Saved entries
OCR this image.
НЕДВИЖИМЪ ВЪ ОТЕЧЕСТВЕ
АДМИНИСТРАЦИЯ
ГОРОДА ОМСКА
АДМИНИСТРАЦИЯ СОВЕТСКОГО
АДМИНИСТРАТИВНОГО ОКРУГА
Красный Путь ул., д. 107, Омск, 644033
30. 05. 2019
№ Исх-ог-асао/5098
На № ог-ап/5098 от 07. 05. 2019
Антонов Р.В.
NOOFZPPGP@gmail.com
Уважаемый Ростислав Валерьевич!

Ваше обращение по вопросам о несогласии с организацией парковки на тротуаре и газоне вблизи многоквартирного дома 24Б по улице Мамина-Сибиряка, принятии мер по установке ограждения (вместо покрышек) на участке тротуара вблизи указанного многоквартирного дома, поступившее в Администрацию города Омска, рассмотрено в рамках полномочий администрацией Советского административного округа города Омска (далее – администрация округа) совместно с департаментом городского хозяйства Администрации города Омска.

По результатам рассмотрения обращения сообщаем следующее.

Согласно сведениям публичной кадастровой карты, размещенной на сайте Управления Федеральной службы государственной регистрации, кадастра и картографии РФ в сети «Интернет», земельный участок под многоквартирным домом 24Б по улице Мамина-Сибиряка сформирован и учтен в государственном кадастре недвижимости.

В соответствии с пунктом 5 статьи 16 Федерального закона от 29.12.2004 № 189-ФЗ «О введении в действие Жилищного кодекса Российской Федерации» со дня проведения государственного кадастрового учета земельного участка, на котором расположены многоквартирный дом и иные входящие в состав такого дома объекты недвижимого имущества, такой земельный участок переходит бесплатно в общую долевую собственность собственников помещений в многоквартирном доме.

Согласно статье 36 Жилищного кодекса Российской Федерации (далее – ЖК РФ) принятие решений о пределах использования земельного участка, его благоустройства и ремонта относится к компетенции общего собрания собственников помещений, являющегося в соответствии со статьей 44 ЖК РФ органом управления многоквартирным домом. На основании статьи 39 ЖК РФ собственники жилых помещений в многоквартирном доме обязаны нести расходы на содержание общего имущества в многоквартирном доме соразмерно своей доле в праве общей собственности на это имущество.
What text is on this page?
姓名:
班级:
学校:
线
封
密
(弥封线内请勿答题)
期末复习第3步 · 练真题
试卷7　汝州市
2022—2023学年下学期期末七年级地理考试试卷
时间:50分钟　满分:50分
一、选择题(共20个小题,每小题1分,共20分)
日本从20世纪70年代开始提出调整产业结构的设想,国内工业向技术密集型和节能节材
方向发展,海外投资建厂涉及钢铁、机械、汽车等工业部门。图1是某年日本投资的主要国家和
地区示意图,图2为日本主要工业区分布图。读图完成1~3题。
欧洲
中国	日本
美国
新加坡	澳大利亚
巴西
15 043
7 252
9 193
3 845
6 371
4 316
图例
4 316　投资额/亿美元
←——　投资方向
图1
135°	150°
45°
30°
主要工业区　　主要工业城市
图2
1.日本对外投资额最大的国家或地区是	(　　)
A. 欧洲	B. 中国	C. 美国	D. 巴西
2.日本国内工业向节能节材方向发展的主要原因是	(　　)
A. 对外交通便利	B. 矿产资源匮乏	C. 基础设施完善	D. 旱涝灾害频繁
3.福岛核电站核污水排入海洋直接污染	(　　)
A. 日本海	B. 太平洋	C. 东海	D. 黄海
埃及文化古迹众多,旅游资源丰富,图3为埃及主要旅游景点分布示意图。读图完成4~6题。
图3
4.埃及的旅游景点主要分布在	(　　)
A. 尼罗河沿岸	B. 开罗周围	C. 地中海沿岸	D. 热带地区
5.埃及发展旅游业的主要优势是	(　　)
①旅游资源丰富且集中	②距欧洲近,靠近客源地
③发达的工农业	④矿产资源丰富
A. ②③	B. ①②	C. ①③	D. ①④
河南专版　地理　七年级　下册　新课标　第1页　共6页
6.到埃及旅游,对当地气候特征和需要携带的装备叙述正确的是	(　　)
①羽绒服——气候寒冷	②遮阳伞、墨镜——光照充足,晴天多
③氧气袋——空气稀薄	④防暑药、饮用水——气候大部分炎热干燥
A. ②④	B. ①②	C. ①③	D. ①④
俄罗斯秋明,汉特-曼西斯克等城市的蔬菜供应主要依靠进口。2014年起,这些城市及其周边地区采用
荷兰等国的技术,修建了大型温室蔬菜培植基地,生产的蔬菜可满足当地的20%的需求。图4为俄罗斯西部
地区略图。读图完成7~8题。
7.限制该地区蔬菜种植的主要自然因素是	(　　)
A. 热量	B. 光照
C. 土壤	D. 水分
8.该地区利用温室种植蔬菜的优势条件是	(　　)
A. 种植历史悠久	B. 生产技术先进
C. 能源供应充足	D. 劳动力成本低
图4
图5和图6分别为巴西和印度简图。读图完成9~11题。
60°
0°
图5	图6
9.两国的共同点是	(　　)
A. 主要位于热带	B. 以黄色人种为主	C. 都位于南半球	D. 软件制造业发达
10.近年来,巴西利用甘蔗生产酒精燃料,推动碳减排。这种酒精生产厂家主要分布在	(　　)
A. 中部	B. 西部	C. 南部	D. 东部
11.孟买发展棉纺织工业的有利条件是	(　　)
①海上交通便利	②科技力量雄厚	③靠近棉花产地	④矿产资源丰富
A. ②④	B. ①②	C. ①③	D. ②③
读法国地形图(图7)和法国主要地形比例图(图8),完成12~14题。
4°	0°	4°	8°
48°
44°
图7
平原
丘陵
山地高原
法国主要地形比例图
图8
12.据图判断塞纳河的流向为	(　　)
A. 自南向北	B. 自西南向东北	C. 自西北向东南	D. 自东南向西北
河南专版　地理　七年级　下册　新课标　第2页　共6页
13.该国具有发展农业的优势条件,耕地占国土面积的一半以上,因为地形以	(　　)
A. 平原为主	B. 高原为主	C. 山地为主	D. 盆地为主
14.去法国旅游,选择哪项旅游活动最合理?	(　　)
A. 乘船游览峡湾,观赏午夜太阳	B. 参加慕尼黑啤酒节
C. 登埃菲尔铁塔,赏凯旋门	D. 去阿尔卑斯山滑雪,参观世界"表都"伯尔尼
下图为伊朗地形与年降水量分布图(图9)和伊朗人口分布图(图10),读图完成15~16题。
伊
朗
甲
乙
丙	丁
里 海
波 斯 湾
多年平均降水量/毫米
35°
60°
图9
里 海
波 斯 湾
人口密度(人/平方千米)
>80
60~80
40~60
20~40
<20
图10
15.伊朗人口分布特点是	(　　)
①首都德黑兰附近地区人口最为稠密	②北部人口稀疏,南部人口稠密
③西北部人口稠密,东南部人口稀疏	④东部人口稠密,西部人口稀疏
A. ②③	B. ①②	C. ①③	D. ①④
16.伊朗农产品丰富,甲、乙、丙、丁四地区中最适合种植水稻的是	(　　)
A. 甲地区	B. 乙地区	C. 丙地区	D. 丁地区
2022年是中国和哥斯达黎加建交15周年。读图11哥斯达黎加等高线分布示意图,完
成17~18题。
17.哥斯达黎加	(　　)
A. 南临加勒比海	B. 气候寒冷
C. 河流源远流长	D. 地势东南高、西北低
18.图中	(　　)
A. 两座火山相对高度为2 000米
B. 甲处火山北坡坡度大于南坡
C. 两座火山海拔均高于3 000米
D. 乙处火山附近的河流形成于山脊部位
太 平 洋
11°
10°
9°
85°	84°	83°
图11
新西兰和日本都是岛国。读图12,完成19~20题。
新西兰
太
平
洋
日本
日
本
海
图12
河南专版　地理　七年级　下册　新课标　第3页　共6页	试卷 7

EXERCISE AIM ▸
Write out all the data again, exactly as it appears.

THE SOLUTION ▸
OCR this image.
НЕДВИЖИМЪ ВЪ ОТЕЧЕСТВЕ
АДМИНИСТРАЦИЯ
ГОРОДА ОМСКА
АДМИНИСТРАЦИЯ СОВЕТСКОГО
АДМИНИСТРАТИВНОГО ОКРУГА
Красный Путь ул., д. 107, Омск, 644033
30. 05. 2019
№ Исх-ог-асао/5098
На № ог-ап/5098 от 07. 05. 2019
Антонов Р.В.
NOOFZPPGP@gmail.com
Уважаемый Ростислав Валерьевич!

Ваше обращение по вопросам о несогласии с организацией парковки на тротуаре и газоне вблизи многоквартирного дома 24Б по улице Мамина-Сибиряка, принятии мер по установке ограждения (вместо покрышек) на участке тротуара вблизи указанного многоквартирного дома, поступившее в Администрацию города Омска, рассмотрено в рамках полномочий администрацией Советского административного округа города Омска (далее – администрация округа) совместно с департаментом городского хозяйства Администрации города Омска.

По результатам рассмотрения обращения сообщаем следующее.

Согласно сведениям публичной кадастровой карты, размещенной на сайте Управления Федеральной службы государственной регистрации, кадастра и картографии РФ в сети «Интернет», земельный участок под многоквартирным домом 24Б по улице Мамина-Сибиряка сформирован и учтен в государственном кадастре недвижимости.

В соответствии с пунктом 5 статьи 16 Федерального закона от 29.12.2004 № 189-ФЗ «О введении в действие Жилищного кодекса Российской Федерации» со дня проведения государственного кадастрового учета земельного участка, на котором расположены многоквартирный дом и иные входящие в состав такого дома объекты недвижимого имущества, такой земельный участок переходит бесплатно в общую долевую собственность собственников помещений в многоквартирном доме.

Согласно статье 36 Жилищного кодекса Российской Федерации (далее – ЖК РФ) принятие решений о пределах использования земельного участка, его благоустройства и ремонта относится к компетенции общего собрания собственников помещений, являющегося в соответствии со статьей 44 ЖК РФ органом управления многоквартирным домом. На основании статьи 39 ЖК РФ собственники жилых помещений в многоквартирном доме обязаны нести расходы на содержание общего имущества в многоквартирном доме соразмерно своей доле в праве общей собственности на это имущество.
What text is on this page?
姓名:
班级:
学校:
线
封
密
(弥封线内请勿答题)
期末复习第3步 · 练真题
试卷7　汝州市
2022—2023学年下学期期末七年级地理考试试卷
时间:50分钟　满分:50分
一、选择题(共20个小题,每小题1分,共20分)
日本从20世纪70年代开始提出调整产业结构的设想,国内工业向技术密集型和节能节材
方向发展,海外投资建厂涉及钢铁、机械、汽车等工业部门。图1是某年日本投资的主要国家和
地区示意图,图2为日本主要工业区分布图。读图完成1~3题。
欧洲
中国	日本
美国
新加坡	澳大利亚
巴西
15 043
7 252
9 193
3 845
6 371
4 316
图例
4 316　投资额/亿美元
←——　投资方向
图1
135°	150°
45°
30°
主要工业区　　主要工业城市
图2
1.日本对外投资额最大的国家或地区是	(　　)
A. 欧洲	B. 中国	C. 美国	D. 巴西
2.日本国内工业向节能节材方向发展的主要原因是	(　　)
A. 对外交通便利	B. 矿产资源匮乏	C. 基础设施完善	D. 旱涝灾害频繁
3.福岛核电站核污水排入海洋直接污染	(　　)
A. 日本海	B. 太平洋	C. 东海	D. 黄海
埃及文化古迹众多,旅游资源丰富,图3为埃及主要旅游景点分布示意图。读图完成4~6题。
图3
4.埃及的旅游景点主要分布在	(　　)
A. 尼罗河沿岸	B. 开罗周围	C. 地中海沿岸	D. 热带地区
5.埃及发展旅游业的主要优势是	(　　)
①旅游资源丰富且集中	②距欧洲近,靠近客源地
③发达的工农业	④矿产资源丰富
A. ②③	B. ①②	C. ①③	D. ①④
河南专版　地理　七年级　下册　新课标　第1页　共6页
6.到埃及旅游,对当地气候特征和需要携带的装备叙述正确的是	(　　)
①羽绒服——气候寒冷	②遮阳伞、墨镜——光照充足,晴天多
③氧气袋——空气稀薄	④防暑药、饮用水——气候大部分炎热干燥
A. ②④	B. ①②	C. ①③	D. ①④
俄罗斯秋明,汉特-曼西斯克等城市的蔬菜供应主要依靠进口。2014年起,这些城市及其周边地区采用
荷兰等国的技术,修建了大型温室蔬菜培植基地,生产的蔬菜可满足当地的20%的需求。图4为俄罗斯西部
地区略图。读图完成7~8题。
7.限制该地区蔬菜种植的主要自然因素是	(　　)
A. 热量	B. 光照
C. 土壤	D. 水分
8.该地区利用温室种植蔬菜的优势条件是	(　　)
A. 种植历史悠久	B. 生产技术先进
C. 能源供应充足	D. 劳动力成本低
图4
图5和图6分别为巴西和印度简图。读图完成9~11题。
60°
0°
图5	图6
9.两国的共同点是	(　　)
A. 主要位于热带	B. 以黄色人种为主	C. 都位于南半球	D. 软件制造业发达
10.近年来,巴西利用甘蔗生产酒精燃料,推动碳减排。这种酒精生产厂家主要分布在	(　　)
A. 中部	B. 西部	C. 南部	D. 东部
11.孟买发展棉纺织工业的有利条件是	(　　)
①海上交通便利	②科技力量雄厚	③靠近棉花产地	④矿产资源丰富
A. ②④	B. ①②	C. ①③	D. ②③
读法国地形图(图7)和法国主要地形比例图(图8),完成12~14题。
4°	0°	4°	8°
48°
44°
图7
平原
丘陵
山地高原
法国主要地形比例图
图8
12.据图判断塞纳河的流向为	(　　)
A. 自南向北	B. 自西南向东北	C. 自西北向东南	D. 自东南向西北
河南专版　地理　七年级　下册　新课标　第2页　共6页
13.该国具有发展农业的优势条件,耕地占国土面积的一半以上,因为地形以	(　　)
A. 平原为主	B. 高原为主	C. 山地为主	D. 盆地为主
14.去法国旅游,选择哪项旅游活动最合理?	(　　)
A. 乘船游览峡湾,观赏午夜太阳	B. 参加慕尼黑啤酒节
C. 登埃菲尔铁塔,赏凯旋门	D. 去阿尔卑斯山滑雪,参观世界"表都"伯尔尼
下图为伊朗地形与年降水量分布图(图9)和伊朗人口分布图(图10),读图完成15~16题。
伊
朗
甲
乙
丙	丁
里 海
波 斯 湾
多年平均降水量/毫米
35°
60°
图9
里 海
波 斯 湾
人口密度(人/平方千米)
>80
60~80
40~60
20~40
<20
图10
15.伊朗人口分布特点是	(　　)
①首都德黑兰附近地区人口最为稠密	②北部人口稀疏,南部人口稠密
③西北部人口稠密,东南部人口稀疏	④东部人口稠密,西部人口稀疏
A. ②③	B. ①②	C. ①③	D. ①④
16.伊朗农产品丰富,甲、乙、丙、丁四地区中最适合种植水稻的是	(　　)
A. 甲地区	B. 乙地区	C. 丙地区	D. 丁地区
2022年是中国和哥斯达黎加建交15周年。读图11哥斯达黎加等高线分布示意图,完
成17~18题。
17.哥斯达黎加	(　　)
A. 南临加勒比海	B. 气候寒冷
C. 河流源远流长	D. 地势东南高、西北低
18.图中	(　　)
A. 两座火山相对高度为2 000米
B. 甲处火山北坡坡度大于南坡
C. 两座火山海拔均高于3 000米
D. 乙处火山附近的河流形成于山脊部位
太 平 洋
11°
10°
9°
85°	84°	83°
图11
新西兰和日本都是岛国。读图12,完成19~20题。
新西兰
太
平
洋
日本
日
本
海
图12
河南专版　地理　七年级　下册　新课标　第3页　共6页	试卷 7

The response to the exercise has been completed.